### What this task involves
Please continue the mailing-list discussion on saving the packet length and original ifindex for hardware timestamping, starting after its last sentence.

I agree, but so far nobody suggested another use for this information.
Do you have any suggestions?

The idea was that if it is useful only with HW timestamping, it would
be better to save it only with the timestamp, so there is no
performance impact in the more common case when HW timestamping is
disabled. Am I overly cautious here?

> Either an ioctl similar to SIOCGIFMTU or, if it may
> vary due to existince of vlan headers, a new independent cmsg at the
> SOL_SOCKET layer.

It's not just the VLAN headers. The length of the IP header may vary
with IP options, so the offset of the UDP data in the packet cannot be
assumed to be constant.

Now I'm wondering if it's actually necessary to save the original
value of skb->mac_len + skb->len. Would "skb->data - skb->head -
skb->mac_header + skb->len" always work as the L2 length for received
packets at the time when the cmsg is prepared?

As for the original ifindex, it seems to me it does need to be saved
to a new field since __netif_receive_skb_core() intentionally
overwrites skb->skb_iif. What would be the best place for it, sk_buff
or skb_shared_info?

And would it really be acceptable to save it for all packets in
__netif_receive_skb_core(), even when HW timestamping is disabled?

### Data
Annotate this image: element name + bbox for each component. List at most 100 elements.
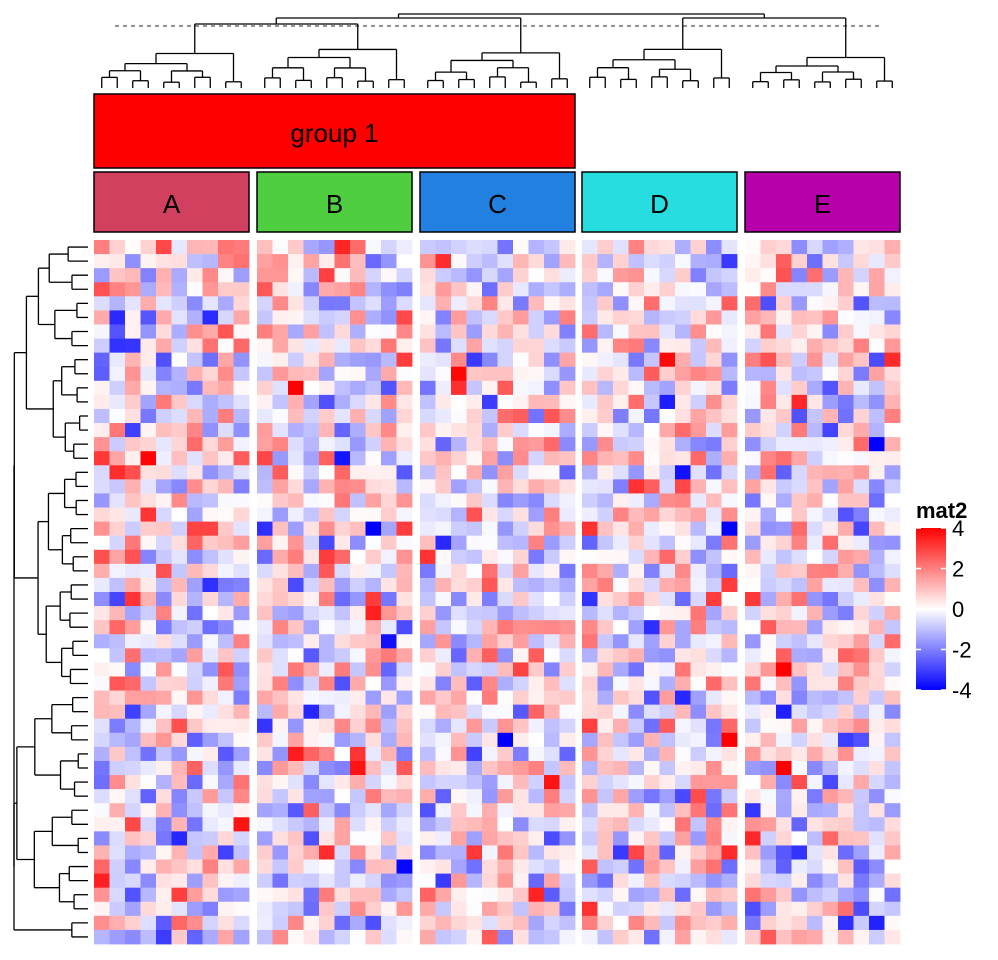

### Result of the exercise
Seeing how the code and the data structures were optimized over time,
I have a feeling it would not be accepted.
Willem de Bruijn April 24, 2017, 3:18 p.m. UTC | #5
On Mon, Apr 24, 2017 at 5:00 AM, Miroslav Lichvar <mlichvar@redhat.com> wrote:
> On Thu, Apr 13, 2017 at 12:16:09PM -0400, Willem de Bruijn wrote:
>> On Thu, Apr 13, 2017 at 11:18 AM, Miroslav Lichvar <mlichvar@redhat.com> wrote:
>> > On Thu, Apr 13, 2017 at 10:37:07AM -0400, Willem de Bruijn wrote:
>> >> Why is this L2 length needed?
>> >
>> > It's needed for incoming packets to allow converting of preamble
>> > timestamps to trailer timestamps.
>>
>> Receiving the mac length of a packet sounds like a feature independent
>> from timestamping.
>
> I agree, but so far nobody suggested another use for this information.
> Do you have any suggestions?
>
> The idea was that if it is useful only with HW timestamping, it would
> be better to save it only with the timestamp, so there is no
> performance impact in the more common case when HW timestamping is
> disabled. Am I overly cautious here?

The additional cost of a cmsg is zero for sockets that have no cmsg
enabled, due to

        if (inet->cmsg_flags)
                ip_cmsg_recv_offset(msg, sk, skb, sizeof(struct udphdr), off);

But you might be right that there are no uses outside the specific
timestamp requirement you have, so if you prefer to use a timestamp
option, I won't object further.

>> Either an ioctl similar to SIOCGIFMTU or, if it may
>> vary due to existince of vlan headers, a new independent cmsg at the
>> SOL_SOCKET layer.

The latter would require adding the SOL_SOCKET level cmsg processing
infra. It is simpler to just add it at the INET/INET6 levels.

> It's not just the VLAN headers. The length of the IP header may vary
> with IP options, so the offset of the UDP data in the packet cannot be
> assumed to be constant.

As well as tunnels.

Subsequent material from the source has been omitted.